● Stated goal
Quote the records beneath, complete and exact. Leave out images.
---- Records to use
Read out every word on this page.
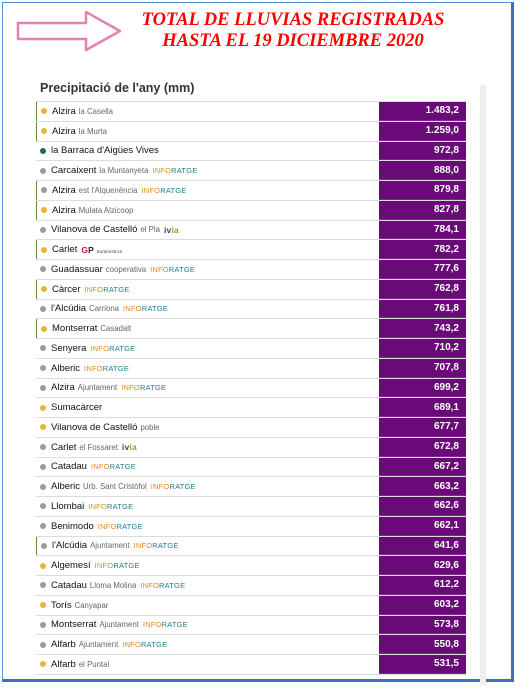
TOTAL DE LLUVIAS REGISTRADAS
HASTA EL 19 DICIEMBRE 2020
Precipitació de l'any (mm)
Alzira la Casella	1.483,2
Alzira la Murta	1.259,0
la Barraca d'Aigües Vives	972,8
Carcaixent la Muntanyeta INFORATGE	888,0
Alzira est l'Alquenència INFORATGE	879,8
Alzira Mulata Alzicoop	827,8
Vilanova de Castelló el Pla ivia	784,1
Carlet GP Suministros	782,2
Guadassuar cooperativa INFORATGE	777,6
Càrcer INFORATGE	762,8
l'Alcúdia Carriona INFORATGE	761,8
Montserrat Casadalt	743,2
Senyera INFORATGE	710,2
Alberic INFORATGE	707,8
Alzira Ajuntament INFORATGE	699,2
Sumacàrcer	689,1
Vilanova de Castelló poble	677,7
Carlet el Fossaret ivia	672,8
Catadau INFORATGE	667,2
Alberic Urb. Sant Cristòfol INFORATGE	663,2
Llombai INFORATGE	662,6
Benimodo INFORATGE	662,1
l'Alcúdia Ajuntament INFORATGE	641,6
Algemesí INFORATGE	629,6
Catadau Lloma Molina INFORATGE	612,2
Torís Canyapar	603,2
Montserrat Ajuntament INFORATGE	573,8
Alfarb Ajuntament INFORATGE	550,8
Alfarb el Puntal	531,5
--------
● Expected answer
Read out every word on this page.
TOTAL DE LLUVIAS REGISTRADAS
HASTA EL 19 DICIEMBRE 2020
Precipitació de l'any (mm)
Alzira la Casella	1.483,2
Alzira la Murta	1.259,0
la Barraca d'Aigües Vives	972,8
Carcaixent la Muntanyeta INFORATGE	888,0
Alzira est l'Alquenència INFORATGE	879,8
Alzira Mulata Alzicoop	827,8
Vilanova de Castelló el Pla ivia	784,1
Carlet GP Suministros	782,2
Guadassuar cooperativa INFORATGE	777,6
Càrcer INFORATGE	762,8
l'Alcúdia Carriona INFORATGE	761,8
Montserrat Casadalt	743,2
Senyera INFORATGE	710,2
Alberic INFORATGE	707,8
Alzira Ajuntament INFORATGE	699,2
Sumacàrcer	689,1
Vilanova de Castelló poble	677,7
Carlet el Fossaret ivia	672,8
Catadau INFORATGE	667,2
Alberic Urb. Sant Cristòfol INFORATGE	663,2
Llombai INFORATGE	662,6
Benimodo INFORATGE	662,1
l'Alcúdia Ajuntament INFORATGE	641,6
Algemesí INFORATGE	629,6
Catadau Lloma Molina INFORATGE	612,2
Torís Canyapar	603,2
Montserrat Ajuntament INFORATGE	573,8
Alfarb Ajuntament INFORATGE	550,8
Alfarb el Puntal	531,5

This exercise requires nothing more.